Will you transcribe the entries that follow, exactly and in full?

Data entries

[start]

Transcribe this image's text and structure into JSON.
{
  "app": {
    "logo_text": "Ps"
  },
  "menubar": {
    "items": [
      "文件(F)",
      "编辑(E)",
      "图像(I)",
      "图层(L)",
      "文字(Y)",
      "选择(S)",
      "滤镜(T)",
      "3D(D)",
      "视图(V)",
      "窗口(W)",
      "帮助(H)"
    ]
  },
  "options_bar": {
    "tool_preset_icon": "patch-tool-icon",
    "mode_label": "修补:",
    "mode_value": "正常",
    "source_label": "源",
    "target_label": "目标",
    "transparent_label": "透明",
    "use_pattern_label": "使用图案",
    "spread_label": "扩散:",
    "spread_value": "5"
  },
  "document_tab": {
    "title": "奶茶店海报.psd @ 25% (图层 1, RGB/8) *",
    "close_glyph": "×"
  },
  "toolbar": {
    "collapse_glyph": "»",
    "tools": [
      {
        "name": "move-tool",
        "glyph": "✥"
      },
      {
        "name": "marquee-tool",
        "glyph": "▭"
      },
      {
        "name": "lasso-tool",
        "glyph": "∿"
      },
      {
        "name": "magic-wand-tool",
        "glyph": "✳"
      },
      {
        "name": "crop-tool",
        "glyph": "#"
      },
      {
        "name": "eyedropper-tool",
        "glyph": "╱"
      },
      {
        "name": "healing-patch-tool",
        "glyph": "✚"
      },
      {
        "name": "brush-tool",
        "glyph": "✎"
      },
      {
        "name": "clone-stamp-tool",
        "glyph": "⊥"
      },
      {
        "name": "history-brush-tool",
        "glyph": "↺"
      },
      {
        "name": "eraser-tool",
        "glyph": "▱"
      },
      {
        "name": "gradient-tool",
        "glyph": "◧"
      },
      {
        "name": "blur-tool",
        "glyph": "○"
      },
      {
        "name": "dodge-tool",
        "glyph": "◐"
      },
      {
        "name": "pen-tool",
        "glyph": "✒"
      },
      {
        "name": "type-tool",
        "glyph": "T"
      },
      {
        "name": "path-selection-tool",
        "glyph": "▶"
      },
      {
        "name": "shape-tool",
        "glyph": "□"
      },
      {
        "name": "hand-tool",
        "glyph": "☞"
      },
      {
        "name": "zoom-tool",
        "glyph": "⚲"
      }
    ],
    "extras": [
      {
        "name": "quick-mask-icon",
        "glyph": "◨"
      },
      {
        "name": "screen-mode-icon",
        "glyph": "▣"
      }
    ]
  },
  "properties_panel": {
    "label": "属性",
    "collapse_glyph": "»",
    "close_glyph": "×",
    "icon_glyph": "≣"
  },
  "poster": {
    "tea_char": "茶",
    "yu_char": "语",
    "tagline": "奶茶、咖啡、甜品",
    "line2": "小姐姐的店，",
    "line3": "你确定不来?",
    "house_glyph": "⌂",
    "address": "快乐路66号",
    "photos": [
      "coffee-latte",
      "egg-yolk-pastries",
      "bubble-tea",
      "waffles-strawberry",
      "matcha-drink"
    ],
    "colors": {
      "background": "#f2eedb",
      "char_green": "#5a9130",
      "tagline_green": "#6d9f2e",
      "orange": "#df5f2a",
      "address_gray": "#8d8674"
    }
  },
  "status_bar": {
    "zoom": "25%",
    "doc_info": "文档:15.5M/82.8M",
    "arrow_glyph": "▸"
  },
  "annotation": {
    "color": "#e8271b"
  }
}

[end]

→ Output:
Transcribe this image's text and structure into JSON.
{
  "app": {
    "logo_text": "Ps"
  },
  "menubar": {
    "items": [
      "文件(F)",
      "编辑(E)",
      "图像(I)",
      "图层(L)",
      "文字(Y)",
      "选择(S)",
      "滤镜(T)",
      "3D(D)",
      "视图(V)",
      "窗口(W)",
      "帮助(H)"
    ]
  },
  "options_bar": {
    "tool_preset_icon": "patch-tool-icon",
    "mode_label": "修补:",
    "mode_value": "正常",
    "source_label": "源",
    "target_label": "目标",
    "transparent_label": "透明",
    "use_pattern_label": "使用图案",
    "spread_label": "扩散:",
    "spread_value": "5"
  },
  "document_tab": {
    "title": "奶茶店海报.psd @ 25% (图层 1, RGB/8) *",
    "close_glyph": "×"
  },
  "toolbar": {
    "collapse_glyph": "»",
    "tools": [
      {
        "name": "move-tool",
        "glyph": "✥"
      },
      {
        "name": "marquee-tool",
        "glyph": "▭"
      },
      {
        "name": "lasso-tool",
        "glyph": "∿"
      },
      {
        "name": "magic-wand-tool",
        "glyph": "✳"
      },
      {
        "name": "crop-tool",
        "glyph": "#"
      },
      {
        "name": "eyedropper-tool",
        "glyph": "╱"
      },
      {
        "name": "healing-patch-tool",
        "glyph": "✚"
      },
      {
        "name": "brush-tool",
        "glyph": "✎"
      },
      {
        "name": "clone-stamp-tool",
        "glyph": "⊥"
      },
      {
        "name": "history-brush-tool",
        "glyph": "↺"
      },
      {
        "name": "eraser-tool",
        "glyph": "▱"
      },
      {
        "name": "gradient-tool",
        "glyph": "◧"
      },
      {
        "name": "blur-tool",
        "glyph": "○"
      },
      {
        "name": "dodge-tool",
        "glyph": "◐"
      },
      {
        "name": "pen-tool",
        "glyph": "✒"
      },
      {
        "name": "type-tool",
        "glyph": "T"
      },
      {
        "name": "path-selection-tool",
        "glyph": "▶"
      },
      {
        "name": "shape-tool",
        "glyph": "□"
      },
      {
        "name": "hand-tool",
        "glyph": "☞"
      },
      {
        "name": "zoom-tool",
        "glyph": "⚲"
      }
    ],
    "extras": [
      {
        "name": "quick-mask-icon",
        "glyph": "◨"
      },
      {
        "name": "screen-mode-icon",
        "glyph": "▣"
      }
    ]
  },
  "properties_panel": {
    "label": "属性",
    "collapse_glyph": "»",
    "close_glyph": "×",
    "icon_glyph": "≣"
  },
  "poster": {
    "tea_char": "茶",
    "yu_char": "语",
    "tagline": "奶茶、咖啡、甜品",
    "line2": "小姐姐的店，",
    "line3": "你确定不来?",
    "house_glyph": "⌂",
    "address": "快乐路66号",
    "photos": [
      "coffee-latte",
      "egg-yolk-pastries",
      "bubble-tea",
      "waffles-strawberry",
      "matcha-drink"
    ],
    "colors": {
      "background": "#f2eedb",
      "char_green": "#5a9130",
      "tagline_green": "#6d9f2e",
      "orange": "#df5f2a",
      "address_gray": "#8d8674"
    }
  },
  "status_bar": {
    "zoom": "25%",
    "doc_info": "文档:15.5M/82.8M",
    "arrow_glyph": "▸"
  },
  "annotation": {
    "color": "#e8271b"
  }
}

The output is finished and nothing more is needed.